Instructions to follow:
Among the lines below, list those containing the string "dengan".

————————

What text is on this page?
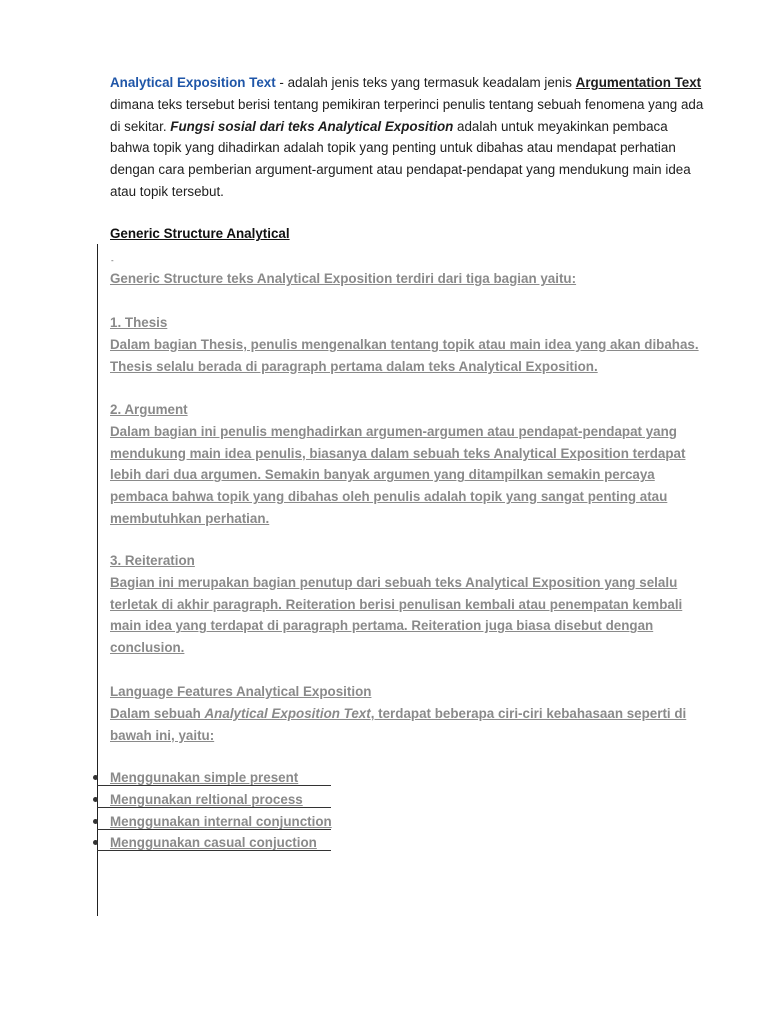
Analytical Exposition Text - adalah jenis teks yang termasuk keadalam jenis Argumentation Text dimana teks tersebut berisi tentang pemikiran terperinci penulis tentang sebuah fenomena yang ada di sekitar. Fungsi sosial dari teks Analytical Exposition adalah untuk meyakinkan pembaca bahwa topik yang dihadirkan adalah topik yang penting untuk dibahas atau mendapat perhatian dengan cara pemberian argument-argument atau pendapat-pendapat yang mendukung main idea atau topik tersebut.
Generic Structure Analytical
-
Generic Structure teks Analytical Exposition terdiri dari tiga bagian yaitu:
1. Thesis
Dalam bagian Thesis, penulis mengenalkan tentang topik atau main idea yang akan dibahas. Thesis selalu berada di paragraph pertama dalam teks Analytical Exposition.
2. Argument
Dalam bagian ini penulis menghadirkan argumen-argumen atau pendapat-pendapat yang mendukung main idea penulis, biasanya dalam sebuah teks Analytical Exposition terdapat lebih dari dua argumen. Semakin banyak argumen yang ditampilkan semakin percaya pembaca bahwa topik yang dibahas oleh penulis adalah topik yang sangat penting atau membutuhkan perhatian.
3. Reiteration
Bagian ini merupakan bagian penutup dari sebuah teks Analytical Exposition yang selalu terletak di akhir paragraph. Reiteration berisi penulisan kembali atau penempatan kembali main idea yang terdapat di paragraph pertama. Reiteration juga biasa disebut dengan conclusion.
Language Features Analytical Exposition
Dalam sebuah Analytical Exposition Text, terdapat beberapa ciri-ciri kebahasaan seperti di bawah ini, yaitu:
Menggunakan simple present
Mengunakan reltional process
Menggunakan internal conjunction
Menggunakan casual conjuction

————————

Output below:
Analytical Exposition Text - adalah jenis teks yang termasuk keadalam jenis Argumentation Text dimana teks tersebut berisi tentang pemikiran terperinci penulis tentang sebuah fenomena yang ada di sekitar. Fungsi sosial dari teks Analytical Exposition adalah untuk meyakinkan pembaca bahwa topik yang dihadirkan adalah topik yang penting untuk dibahas atau mendapat perhatian dengan cara pemberian argument-argument atau pendapat-pendapat yang mendukung main idea atau topik tersebut.
Bagian ini merupakan bagian penutup dari sebuah teks Analytical Exposition yang selalu terletak di akhir paragraph. Reiteration berisi penulisan kembali atau penempatan kembali main idea yang terdapat di paragraph pertama. Reiteration juga biasa disebut dengan conclusion.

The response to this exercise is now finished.